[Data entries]
────────────────

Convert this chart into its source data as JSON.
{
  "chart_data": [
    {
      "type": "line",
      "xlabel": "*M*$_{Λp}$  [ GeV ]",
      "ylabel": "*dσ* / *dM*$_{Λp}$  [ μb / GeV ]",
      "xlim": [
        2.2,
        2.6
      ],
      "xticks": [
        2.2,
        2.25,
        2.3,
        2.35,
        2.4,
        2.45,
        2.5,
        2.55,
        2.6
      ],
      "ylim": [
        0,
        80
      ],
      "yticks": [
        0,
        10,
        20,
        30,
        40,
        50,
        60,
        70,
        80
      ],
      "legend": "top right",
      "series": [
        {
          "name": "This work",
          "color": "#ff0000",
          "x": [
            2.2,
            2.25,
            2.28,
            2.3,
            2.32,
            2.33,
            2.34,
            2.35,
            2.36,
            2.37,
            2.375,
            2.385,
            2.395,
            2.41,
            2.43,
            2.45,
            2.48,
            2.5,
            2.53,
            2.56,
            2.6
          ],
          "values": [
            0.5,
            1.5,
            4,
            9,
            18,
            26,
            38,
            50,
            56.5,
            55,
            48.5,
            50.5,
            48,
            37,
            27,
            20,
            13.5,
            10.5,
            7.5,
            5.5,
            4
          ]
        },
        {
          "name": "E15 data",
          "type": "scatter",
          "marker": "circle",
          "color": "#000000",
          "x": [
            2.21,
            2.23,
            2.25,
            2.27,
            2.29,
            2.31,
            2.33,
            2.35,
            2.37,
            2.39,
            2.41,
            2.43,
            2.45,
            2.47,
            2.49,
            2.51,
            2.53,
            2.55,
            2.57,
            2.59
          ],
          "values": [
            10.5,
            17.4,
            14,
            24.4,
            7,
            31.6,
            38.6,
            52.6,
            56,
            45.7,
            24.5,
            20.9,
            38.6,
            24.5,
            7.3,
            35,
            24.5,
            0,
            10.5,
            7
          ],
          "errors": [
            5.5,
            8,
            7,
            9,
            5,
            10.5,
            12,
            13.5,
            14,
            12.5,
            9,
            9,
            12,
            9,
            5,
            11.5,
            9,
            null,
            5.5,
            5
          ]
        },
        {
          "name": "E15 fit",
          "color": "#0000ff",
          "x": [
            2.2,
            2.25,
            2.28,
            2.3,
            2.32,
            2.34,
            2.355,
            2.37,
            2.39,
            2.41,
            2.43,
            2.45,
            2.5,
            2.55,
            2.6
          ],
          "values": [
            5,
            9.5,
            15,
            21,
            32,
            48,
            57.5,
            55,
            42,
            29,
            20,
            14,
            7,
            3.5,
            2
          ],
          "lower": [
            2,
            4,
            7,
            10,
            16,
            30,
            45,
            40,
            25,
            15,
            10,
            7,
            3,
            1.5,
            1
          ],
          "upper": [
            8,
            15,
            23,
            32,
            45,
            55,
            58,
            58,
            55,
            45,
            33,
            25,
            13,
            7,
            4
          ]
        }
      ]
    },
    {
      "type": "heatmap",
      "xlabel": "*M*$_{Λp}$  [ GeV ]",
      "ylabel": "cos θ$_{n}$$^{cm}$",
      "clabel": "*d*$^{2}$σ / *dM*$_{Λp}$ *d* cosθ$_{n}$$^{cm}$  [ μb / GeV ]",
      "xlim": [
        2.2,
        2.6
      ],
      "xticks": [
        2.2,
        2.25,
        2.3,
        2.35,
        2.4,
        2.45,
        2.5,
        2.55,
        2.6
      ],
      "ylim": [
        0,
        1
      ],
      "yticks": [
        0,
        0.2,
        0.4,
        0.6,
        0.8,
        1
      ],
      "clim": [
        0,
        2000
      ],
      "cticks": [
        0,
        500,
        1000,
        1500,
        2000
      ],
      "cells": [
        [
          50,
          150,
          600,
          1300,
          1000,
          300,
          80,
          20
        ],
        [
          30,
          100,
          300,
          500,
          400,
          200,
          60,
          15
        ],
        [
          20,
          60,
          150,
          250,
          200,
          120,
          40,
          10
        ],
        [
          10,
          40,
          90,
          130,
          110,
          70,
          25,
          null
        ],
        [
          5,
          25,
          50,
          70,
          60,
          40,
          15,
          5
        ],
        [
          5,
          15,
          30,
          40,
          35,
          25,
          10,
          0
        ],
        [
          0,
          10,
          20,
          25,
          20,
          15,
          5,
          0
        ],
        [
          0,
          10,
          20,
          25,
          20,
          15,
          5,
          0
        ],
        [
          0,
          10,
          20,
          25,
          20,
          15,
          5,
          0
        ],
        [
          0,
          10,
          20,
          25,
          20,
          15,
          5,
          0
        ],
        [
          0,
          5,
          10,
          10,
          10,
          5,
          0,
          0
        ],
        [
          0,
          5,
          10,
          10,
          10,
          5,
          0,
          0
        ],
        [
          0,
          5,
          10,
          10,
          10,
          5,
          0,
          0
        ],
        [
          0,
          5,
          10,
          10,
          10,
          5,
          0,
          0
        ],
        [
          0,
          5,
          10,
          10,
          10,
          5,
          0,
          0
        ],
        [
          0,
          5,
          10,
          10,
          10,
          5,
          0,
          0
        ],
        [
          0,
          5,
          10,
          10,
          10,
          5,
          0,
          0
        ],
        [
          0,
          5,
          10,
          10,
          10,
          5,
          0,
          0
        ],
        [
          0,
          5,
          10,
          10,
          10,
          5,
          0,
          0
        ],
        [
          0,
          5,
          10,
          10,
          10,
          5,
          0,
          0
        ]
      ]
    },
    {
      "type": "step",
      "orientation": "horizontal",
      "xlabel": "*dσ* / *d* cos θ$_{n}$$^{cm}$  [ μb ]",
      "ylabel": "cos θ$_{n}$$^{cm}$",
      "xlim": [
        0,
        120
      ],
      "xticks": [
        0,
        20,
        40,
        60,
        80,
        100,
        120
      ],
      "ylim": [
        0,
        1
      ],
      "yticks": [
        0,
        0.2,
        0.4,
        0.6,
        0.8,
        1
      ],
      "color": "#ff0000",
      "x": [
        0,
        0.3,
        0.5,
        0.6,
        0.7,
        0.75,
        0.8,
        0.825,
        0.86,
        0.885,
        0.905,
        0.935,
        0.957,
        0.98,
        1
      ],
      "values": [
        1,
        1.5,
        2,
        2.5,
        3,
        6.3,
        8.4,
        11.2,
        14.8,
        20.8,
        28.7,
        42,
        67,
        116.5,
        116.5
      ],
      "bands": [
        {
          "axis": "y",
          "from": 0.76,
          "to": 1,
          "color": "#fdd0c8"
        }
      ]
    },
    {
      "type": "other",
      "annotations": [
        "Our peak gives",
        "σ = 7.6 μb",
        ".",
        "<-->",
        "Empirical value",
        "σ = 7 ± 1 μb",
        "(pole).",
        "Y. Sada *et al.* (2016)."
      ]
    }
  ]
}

────────────────

Write out every line from the records above, word for word.

▶ _In response_:
Convert this chart into its source data as JSON.
{
  "chart_data": [
    {
      "type": "line",
      "xlabel": "*M*$_{Λp}$  [ GeV ]",
      "ylabel": "*dσ* / *dM*$_{Λp}$  [ μb / GeV ]",
      "xlim": [
        2.2,
        2.6
      ],
      "xticks": [
        2.2,
        2.25,
        2.3,
        2.35,
        2.4,
        2.45,
        2.5,
        2.55,
        2.6
      ],
      "ylim": [
        0,
        80
      ],
      "yticks": [
        0,
        10,
        20,
        30,
        40,
        50,
        60,
        70,
        80
      ],
      "legend": "top right",
      "series": [
        {
          "name": "This work",
          "color": "#ff0000",
          "x": [
            2.2,
            2.25,
            2.28,
            2.3,
            2.32,
            2.33,
            2.34,
            2.35,
            2.36,
            2.37,
            2.375,
            2.385,
            2.395,
            2.41,
            2.43,
            2.45,
            2.48,
            2.5,
            2.53,
            2.56,
            2.6
          ],
          "values": [
            0.5,
            1.5,
            4,
            9,
            18,
            26,
            38,
            50,
            56.5,
            55,
            48.5,
            50.5,
            48,
            37,
            27,
            20,
            13.5,
            10.5,
            7.5,
            5.5,
            4
          ]
        },
        {
          "name": "E15 data",
          "type": "scatter",
          "marker": "circle",
          "color": "#000000",
          "x": [
            2.21,
            2.23,
            2.25,
            2.27,
            2.29,
            2.31,
            2.33,
            2.35,
            2.37,
            2.39,
            2.41,
            2.43,
            2.45,
            2.47,
            2.49,
            2.51,
            2.53,
            2.55,
            2.57,
            2.59
          ],
          "values": [
            10.5,
            17.4,
            14,
            24.4,
            7,
            31.6,
            38.6,
            52.6,
            56,
            45.7,
            24.5,
            20.9,
            38.6,
            24.5,
            7.3,
            35,
            24.5,
            0,
            10.5,
            7
          ],
          "errors": [
            5.5,
            8,
            7,
            9,
            5,
            10.5,
            12,
            13.5,
            14,
            12.5,
            9,
            9,
            12,
            9,
            5,
            11.5,
            9,
            null,
            5.5,
            5
          ]
        },
        {
          "name": "E15 fit",
          "color": "#0000ff",
          "x": [
            2.2,
            2.25,
            2.28,
            2.3,
            2.32,
            2.34,
            2.355,
            2.37,
            2.39,
            2.41,
            2.43,
            2.45,
            2.5,
            2.55,
            2.6
          ],
          "values": [
            5,
            9.5,
            15,
            21,
            32,
            48,
            57.5,
            55,
            42,
            29,
            20,
            14,
            7,
            3.5,
            2
          ],
          "lower": [
            2,
            4,
            7,
            10,
            16,
            30,
            45,
            40,
            25,
            15,
            10,
            7,
            3,
            1.5,
            1
          ],
          "upper": [
            8,
            15,
            23,
            32,
            45,
            55,
            58,
            58,
            55,
            45,
            33,
            25,
            13,
            7,
            4
          ]
        }
      ]
    },
    {
      "type": "heatmap",
      "xlabel": "*M*$_{Λp}$  [ GeV ]",
      "ylabel": "cos θ$_{n}$$^{cm}$",
      "clabel": "*d*$^{2}$σ / *dM*$_{Λp}$ *d* cosθ$_{n}$$^{cm}$  [ μb / GeV ]",
      "xlim": [
        2.2,
        2.6
      ],
      "xticks": [
        2.2,
        2.25,
        2.3,
        2.35,
        2.4,
        2.45,
        2.5,
        2.55,
        2.6
      ],
      "ylim": [
        0,
        1
      ],
      "yticks": [
        0,
        0.2,
        0.4,
        0.6,
        0.8,
        1
      ],
      "clim": [
        0,
        2000
      ],
      "cticks": [
        0,
        500,
        1000,
        1500,
        2000
      ],
      "cells": [
        [
          50,
          150,
          600,
          1300,
          1000,
          300,
          80,
          20
        ],
        [
          30,
          100,
          300,
          500,
          400,
          200,
          60,
          15
        ],
        [
          20,
          60,
          150,
          250,
          200,
          120,
          40,
          10
        ],
        [
          10,
          40,
          90,
          130,
          110,
          70,
          25,
          null
        ],
        [
          5,
          25,
          50,
          70,
          60,
          40,
          15,
          5
        ],
        [
          5,
          15,
          30,
          40,
          35,
          25,
          10,
          0
        ],
        [
          0,
          10,
          20,
          25,
          20,
          15,
          5,
          0
        ],
        [
          0,
          10,
          20,
          25,
          20,
          15,
          5,
          0
        ],
        [
          0,
          10,
          20,
          25,
          20,
          15,
          5,
          0
        ],
        [
          0,
          10,
          20,
          25,
          20,
          15,
          5,
          0
        ],
        [
          0,
          5,
          10,
          10,
          10,
          5,
          0,
          0
        ],
        [
          0,
          5,
          10,
          10,
          10,
          5,
          0,
          0
        ],
        [
          0,
          5,
          10,
          10,
          10,
          5,
          0,
          0
        ],
        [
          0,
          5,
          10,
          10,
          10,
          5,
          0,
          0
        ],
        [
          0,
          5,
          10,
          10,
          10,
          5,
          0,
          0
        ],
        [
          0,
          5,
          10,
          10,
          10,
          5,
          0,
          0
        ],
        [
          0,
          5,
          10,
          10,
          10,
          5,
          0,
          0
        ],
        [
          0,
          5,
          10,
          10,
          10,
          5,
          0,
          0
        ],
        [
          0,
          5,
          10,
          10,
          10,
          5,
          0,
          0
        ],
        [
          0,
          5,
          10,
          10,
          10,
          5,
          0,
          0
        ]
      ]
    },
    {
      "type": "step",
      "orientation": "horizontal",
      "xlabel": "*dσ* / *d* cos θ$_{n}$$^{cm}$  [ μb ]",
      "ylabel": "cos θ$_{n}$$^{cm}$",
      "xlim": [
        0,
        120
      ],
      "xticks": [
        0,
        20,
        40,
        60,
        80,
        100,
        120
      ],
      "ylim": [
        0,
        1
      ],
      "yticks": [
        0,
        0.2,
        0.4,
        0.6,
        0.8,
        1
      ],
      "color": "#ff0000",
      "x": [
        0,
        0.3,
        0.5,
        0.6,
        0.7,
        0.75,
        0.8,
        0.825,
        0.86,
        0.885,
        0.905,
        0.935,
        0.957,
        0.98,
        1
      ],
      "values": [
        1,
        1.5,
        2,
        2.5,
        3,
        6.3,
        8.4,
        11.2,
        14.8,
        20.8,
        28.7,
        42,
        67,
        116.5,
        116.5
      ],
      "bands": [
        {
          "axis": "y",
          "from": 0.76,
          "to": 1,
          "color": "#fdd0c8"
        }
      ]
    },
    {
      "type": "other",
      "annotations": [
        "Our peak gives",
        "σ = 7.6 μb",
        ".",
        "<-->",
        "Empirical value",
        "σ = 7 ± 1 μb",
        "(pole).",
        "Y. Sada *et al.* (2016)."
      ]
    }
  ]
}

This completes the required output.